(Data extracted from a collection)
⁂
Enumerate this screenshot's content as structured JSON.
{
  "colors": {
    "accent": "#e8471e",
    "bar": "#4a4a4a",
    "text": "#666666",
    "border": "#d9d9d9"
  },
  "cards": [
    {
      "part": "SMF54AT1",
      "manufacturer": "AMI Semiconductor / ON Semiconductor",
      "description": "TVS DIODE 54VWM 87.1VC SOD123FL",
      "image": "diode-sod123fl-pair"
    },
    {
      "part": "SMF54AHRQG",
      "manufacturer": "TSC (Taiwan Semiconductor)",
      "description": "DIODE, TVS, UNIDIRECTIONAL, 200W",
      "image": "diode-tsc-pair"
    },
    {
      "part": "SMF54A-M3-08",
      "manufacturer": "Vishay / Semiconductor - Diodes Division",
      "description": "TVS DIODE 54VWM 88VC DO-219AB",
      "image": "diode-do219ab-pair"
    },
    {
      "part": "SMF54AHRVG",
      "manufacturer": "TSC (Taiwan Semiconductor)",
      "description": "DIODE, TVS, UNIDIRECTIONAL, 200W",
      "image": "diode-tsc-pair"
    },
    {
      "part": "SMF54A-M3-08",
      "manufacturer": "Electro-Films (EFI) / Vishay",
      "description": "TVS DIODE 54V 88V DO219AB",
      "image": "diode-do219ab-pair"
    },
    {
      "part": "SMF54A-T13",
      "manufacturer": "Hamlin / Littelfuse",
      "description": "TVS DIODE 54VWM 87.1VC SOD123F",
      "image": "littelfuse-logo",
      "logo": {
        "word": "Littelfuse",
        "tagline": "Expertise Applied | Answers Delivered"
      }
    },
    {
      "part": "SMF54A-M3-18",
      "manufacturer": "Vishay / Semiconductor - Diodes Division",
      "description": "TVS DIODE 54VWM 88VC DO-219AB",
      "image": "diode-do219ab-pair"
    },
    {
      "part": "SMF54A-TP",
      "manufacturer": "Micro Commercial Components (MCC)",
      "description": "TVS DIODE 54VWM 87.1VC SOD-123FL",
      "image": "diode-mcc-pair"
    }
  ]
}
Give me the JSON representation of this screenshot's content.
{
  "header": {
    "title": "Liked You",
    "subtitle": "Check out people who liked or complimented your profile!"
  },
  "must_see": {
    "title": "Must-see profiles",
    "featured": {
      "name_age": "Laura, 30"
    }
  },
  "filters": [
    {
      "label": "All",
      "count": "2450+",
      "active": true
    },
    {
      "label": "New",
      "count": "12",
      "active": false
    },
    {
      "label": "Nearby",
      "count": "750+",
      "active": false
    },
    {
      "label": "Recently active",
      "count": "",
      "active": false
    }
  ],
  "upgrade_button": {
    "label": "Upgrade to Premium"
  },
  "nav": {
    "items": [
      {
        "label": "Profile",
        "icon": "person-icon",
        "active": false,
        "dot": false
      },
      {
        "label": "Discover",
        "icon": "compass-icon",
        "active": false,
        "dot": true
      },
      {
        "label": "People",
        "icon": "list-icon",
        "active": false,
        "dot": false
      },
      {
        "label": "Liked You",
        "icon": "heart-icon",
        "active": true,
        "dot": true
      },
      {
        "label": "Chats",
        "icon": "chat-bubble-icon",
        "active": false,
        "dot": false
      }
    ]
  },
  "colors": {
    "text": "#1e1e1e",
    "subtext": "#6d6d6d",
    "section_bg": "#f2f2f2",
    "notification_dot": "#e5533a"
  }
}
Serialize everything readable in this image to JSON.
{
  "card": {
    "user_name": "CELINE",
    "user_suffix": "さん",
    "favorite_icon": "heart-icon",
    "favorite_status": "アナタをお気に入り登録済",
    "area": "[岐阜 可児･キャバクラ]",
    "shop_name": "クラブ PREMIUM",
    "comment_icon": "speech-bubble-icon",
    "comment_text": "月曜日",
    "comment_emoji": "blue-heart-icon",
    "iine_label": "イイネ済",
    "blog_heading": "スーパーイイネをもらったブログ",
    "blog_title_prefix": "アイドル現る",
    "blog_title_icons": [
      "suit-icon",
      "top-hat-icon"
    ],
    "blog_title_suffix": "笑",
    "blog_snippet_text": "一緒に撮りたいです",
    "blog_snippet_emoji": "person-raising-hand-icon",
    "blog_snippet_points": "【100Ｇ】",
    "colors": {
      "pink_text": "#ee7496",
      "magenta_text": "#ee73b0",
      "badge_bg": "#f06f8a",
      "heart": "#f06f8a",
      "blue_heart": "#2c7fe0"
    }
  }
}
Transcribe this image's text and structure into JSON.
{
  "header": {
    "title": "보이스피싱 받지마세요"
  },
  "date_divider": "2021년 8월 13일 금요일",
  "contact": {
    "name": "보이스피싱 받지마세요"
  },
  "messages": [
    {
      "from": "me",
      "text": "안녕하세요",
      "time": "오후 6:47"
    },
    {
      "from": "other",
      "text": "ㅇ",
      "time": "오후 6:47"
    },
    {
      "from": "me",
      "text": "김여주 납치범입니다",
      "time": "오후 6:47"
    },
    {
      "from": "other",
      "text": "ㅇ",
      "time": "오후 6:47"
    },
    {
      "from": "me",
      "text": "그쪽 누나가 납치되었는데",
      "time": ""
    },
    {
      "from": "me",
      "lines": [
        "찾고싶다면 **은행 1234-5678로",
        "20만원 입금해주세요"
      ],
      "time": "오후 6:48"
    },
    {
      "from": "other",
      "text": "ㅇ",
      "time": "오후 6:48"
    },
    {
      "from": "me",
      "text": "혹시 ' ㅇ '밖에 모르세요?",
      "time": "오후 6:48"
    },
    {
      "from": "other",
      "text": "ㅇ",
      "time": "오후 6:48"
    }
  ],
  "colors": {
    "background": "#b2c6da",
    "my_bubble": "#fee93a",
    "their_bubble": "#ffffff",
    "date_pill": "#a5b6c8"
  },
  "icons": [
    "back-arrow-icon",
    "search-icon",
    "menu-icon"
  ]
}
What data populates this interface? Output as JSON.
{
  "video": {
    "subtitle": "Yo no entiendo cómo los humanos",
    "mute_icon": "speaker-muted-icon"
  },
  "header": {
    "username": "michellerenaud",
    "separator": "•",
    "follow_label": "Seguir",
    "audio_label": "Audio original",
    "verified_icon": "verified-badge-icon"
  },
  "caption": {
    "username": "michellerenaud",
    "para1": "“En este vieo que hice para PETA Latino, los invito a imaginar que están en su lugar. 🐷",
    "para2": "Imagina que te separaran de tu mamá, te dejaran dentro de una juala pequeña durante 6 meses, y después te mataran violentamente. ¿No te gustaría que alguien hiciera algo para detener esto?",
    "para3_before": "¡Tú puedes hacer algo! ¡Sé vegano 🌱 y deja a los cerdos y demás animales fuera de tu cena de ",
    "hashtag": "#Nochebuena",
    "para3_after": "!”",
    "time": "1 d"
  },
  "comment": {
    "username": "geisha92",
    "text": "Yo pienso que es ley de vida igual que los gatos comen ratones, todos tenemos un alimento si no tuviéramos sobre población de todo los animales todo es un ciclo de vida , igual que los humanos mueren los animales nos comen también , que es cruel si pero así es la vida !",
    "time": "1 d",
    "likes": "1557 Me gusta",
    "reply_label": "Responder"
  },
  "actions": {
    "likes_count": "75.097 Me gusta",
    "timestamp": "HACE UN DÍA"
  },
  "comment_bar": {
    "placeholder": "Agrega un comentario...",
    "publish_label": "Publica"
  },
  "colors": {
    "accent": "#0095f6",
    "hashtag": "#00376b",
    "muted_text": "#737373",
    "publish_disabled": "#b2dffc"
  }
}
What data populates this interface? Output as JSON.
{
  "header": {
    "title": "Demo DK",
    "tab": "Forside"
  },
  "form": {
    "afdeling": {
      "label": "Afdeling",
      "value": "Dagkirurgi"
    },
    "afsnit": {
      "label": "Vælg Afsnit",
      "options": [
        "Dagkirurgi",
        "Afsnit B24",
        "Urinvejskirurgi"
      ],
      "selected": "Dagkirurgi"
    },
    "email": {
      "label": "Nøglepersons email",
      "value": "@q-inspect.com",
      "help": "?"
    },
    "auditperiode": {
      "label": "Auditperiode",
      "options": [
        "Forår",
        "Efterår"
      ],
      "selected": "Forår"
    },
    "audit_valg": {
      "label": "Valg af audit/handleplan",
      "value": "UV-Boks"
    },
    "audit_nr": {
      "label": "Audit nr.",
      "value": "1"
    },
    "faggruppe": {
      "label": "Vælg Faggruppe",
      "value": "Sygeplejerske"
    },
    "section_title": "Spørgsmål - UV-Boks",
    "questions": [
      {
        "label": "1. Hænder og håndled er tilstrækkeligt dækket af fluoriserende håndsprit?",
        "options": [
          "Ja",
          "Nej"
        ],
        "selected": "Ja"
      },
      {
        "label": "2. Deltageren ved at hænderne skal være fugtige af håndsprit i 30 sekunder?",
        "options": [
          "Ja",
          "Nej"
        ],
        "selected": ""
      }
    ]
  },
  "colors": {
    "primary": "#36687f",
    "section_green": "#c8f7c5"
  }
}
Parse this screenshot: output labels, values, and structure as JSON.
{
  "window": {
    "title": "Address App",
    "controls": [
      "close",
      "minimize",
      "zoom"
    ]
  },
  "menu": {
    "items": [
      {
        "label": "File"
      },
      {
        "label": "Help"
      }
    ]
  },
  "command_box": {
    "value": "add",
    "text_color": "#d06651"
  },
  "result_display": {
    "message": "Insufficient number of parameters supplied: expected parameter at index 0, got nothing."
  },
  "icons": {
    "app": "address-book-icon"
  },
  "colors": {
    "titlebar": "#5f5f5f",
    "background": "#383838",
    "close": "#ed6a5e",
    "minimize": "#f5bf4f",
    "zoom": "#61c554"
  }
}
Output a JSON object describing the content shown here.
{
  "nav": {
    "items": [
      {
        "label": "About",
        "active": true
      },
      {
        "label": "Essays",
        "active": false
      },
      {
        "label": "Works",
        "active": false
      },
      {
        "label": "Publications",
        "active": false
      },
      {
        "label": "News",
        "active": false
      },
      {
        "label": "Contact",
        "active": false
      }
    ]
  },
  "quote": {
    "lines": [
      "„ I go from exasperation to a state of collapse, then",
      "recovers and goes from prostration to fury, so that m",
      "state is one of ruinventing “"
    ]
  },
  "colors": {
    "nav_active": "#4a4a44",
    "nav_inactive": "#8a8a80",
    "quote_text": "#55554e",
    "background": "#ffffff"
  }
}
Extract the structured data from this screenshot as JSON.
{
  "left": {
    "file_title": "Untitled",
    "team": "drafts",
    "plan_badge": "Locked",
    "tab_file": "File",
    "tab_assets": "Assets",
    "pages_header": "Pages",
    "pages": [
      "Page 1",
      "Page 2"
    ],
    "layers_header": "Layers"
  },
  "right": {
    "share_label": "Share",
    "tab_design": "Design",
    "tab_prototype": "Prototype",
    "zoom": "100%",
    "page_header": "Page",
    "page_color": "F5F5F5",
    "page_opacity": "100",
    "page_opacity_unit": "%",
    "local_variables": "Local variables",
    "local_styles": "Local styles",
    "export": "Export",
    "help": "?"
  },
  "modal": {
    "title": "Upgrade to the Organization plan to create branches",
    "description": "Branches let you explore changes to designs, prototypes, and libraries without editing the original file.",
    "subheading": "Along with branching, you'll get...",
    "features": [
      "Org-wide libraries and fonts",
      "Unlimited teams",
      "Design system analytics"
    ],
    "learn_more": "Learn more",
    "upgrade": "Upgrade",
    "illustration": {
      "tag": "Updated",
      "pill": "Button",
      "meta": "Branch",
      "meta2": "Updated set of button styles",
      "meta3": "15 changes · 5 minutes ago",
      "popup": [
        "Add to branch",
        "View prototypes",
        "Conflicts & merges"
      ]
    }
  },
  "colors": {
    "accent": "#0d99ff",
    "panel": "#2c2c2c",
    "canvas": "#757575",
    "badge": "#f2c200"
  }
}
⁂
SHORT EXERCISE: Copy out every line of the listing that includes the string "styles".

OUTPUT OF THE EXERCISE:
    "local_styles": "Local styles",
      "meta2": "Updated set of button styles",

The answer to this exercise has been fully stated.